Input rows »
━━━━━━━━━━━━━━━━━━━━

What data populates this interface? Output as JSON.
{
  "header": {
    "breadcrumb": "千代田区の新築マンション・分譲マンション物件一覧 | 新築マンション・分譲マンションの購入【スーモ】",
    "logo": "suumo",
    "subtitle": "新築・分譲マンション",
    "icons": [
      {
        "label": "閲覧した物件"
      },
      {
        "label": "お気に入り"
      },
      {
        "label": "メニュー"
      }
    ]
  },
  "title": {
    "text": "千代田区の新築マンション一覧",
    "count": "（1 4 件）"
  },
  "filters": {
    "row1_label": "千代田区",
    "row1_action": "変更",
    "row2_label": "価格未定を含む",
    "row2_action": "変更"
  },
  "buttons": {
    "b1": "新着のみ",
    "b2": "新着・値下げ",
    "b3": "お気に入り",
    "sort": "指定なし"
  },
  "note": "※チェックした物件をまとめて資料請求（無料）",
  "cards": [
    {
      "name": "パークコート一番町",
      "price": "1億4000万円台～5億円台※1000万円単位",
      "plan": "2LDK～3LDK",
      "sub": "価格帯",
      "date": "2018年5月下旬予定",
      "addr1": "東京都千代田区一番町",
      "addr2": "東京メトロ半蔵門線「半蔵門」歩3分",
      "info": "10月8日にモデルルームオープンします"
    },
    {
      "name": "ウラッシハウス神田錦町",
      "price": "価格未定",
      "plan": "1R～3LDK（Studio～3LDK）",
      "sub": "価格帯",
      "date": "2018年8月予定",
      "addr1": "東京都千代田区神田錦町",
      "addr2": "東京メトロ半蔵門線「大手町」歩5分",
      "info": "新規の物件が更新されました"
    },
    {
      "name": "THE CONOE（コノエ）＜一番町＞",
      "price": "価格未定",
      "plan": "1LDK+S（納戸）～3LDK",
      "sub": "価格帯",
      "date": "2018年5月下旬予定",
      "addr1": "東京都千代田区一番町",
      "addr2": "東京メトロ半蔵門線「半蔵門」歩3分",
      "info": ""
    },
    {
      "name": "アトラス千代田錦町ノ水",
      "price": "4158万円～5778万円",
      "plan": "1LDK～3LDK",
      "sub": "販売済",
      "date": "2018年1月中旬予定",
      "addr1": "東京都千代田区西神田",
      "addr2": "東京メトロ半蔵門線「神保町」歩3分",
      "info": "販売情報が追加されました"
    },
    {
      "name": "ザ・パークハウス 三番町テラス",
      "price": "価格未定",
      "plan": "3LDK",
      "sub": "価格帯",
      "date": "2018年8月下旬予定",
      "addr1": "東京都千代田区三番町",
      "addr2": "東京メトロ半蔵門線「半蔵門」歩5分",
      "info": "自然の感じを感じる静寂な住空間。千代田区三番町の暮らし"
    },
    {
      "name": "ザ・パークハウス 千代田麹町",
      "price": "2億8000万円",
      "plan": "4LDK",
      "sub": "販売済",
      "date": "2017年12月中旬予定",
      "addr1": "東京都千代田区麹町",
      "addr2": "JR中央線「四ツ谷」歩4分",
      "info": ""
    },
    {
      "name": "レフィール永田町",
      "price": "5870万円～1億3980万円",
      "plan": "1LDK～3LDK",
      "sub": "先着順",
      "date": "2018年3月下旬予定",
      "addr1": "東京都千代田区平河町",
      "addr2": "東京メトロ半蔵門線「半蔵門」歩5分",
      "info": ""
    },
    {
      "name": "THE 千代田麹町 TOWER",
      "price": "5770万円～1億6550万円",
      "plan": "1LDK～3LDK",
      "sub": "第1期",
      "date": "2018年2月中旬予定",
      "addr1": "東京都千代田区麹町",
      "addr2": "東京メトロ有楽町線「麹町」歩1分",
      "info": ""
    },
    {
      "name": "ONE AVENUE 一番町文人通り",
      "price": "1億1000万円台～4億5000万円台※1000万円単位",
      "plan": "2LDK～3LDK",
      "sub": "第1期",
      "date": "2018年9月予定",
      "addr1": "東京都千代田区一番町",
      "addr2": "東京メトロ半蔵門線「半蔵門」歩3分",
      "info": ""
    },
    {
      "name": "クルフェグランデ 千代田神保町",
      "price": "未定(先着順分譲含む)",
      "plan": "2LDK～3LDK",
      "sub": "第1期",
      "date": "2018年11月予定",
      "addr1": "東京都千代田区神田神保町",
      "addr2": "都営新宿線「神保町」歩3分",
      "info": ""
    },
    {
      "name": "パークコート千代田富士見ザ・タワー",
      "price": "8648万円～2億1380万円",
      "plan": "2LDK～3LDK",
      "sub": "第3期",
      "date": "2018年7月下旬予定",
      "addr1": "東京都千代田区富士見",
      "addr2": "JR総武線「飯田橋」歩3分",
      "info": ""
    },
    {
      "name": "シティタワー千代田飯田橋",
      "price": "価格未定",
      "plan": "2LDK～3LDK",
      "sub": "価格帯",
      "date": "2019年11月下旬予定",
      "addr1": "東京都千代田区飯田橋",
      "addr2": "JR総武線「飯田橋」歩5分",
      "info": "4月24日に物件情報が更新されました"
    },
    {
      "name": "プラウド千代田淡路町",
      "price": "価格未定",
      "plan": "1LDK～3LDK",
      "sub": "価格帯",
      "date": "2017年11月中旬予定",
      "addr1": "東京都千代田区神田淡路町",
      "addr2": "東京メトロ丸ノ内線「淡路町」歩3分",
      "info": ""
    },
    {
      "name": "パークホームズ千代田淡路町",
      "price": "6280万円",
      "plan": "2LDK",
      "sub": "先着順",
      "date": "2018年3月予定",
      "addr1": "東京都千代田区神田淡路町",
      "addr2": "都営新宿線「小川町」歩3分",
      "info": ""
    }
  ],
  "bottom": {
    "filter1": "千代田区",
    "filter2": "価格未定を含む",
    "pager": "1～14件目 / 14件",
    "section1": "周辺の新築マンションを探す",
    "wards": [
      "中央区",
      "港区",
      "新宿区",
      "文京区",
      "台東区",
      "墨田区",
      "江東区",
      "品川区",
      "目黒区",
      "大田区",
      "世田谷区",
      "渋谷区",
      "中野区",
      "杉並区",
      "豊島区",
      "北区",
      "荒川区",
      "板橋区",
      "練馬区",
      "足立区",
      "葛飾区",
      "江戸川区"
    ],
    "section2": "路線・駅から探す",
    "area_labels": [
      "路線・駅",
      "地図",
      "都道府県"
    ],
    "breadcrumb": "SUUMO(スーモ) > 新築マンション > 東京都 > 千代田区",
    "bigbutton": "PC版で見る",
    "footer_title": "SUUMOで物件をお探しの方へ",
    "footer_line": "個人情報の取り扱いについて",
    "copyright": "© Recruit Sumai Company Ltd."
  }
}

━━━━━━━━━━━━━━━━━━━━

Exercise aim » Each line above that holds the string "千代田麹町" should be copied and shown.

Completed task »
      "name": "ザ・パークハウス 千代田麹町",
      "name": "THE 千代田麹町 TOWER",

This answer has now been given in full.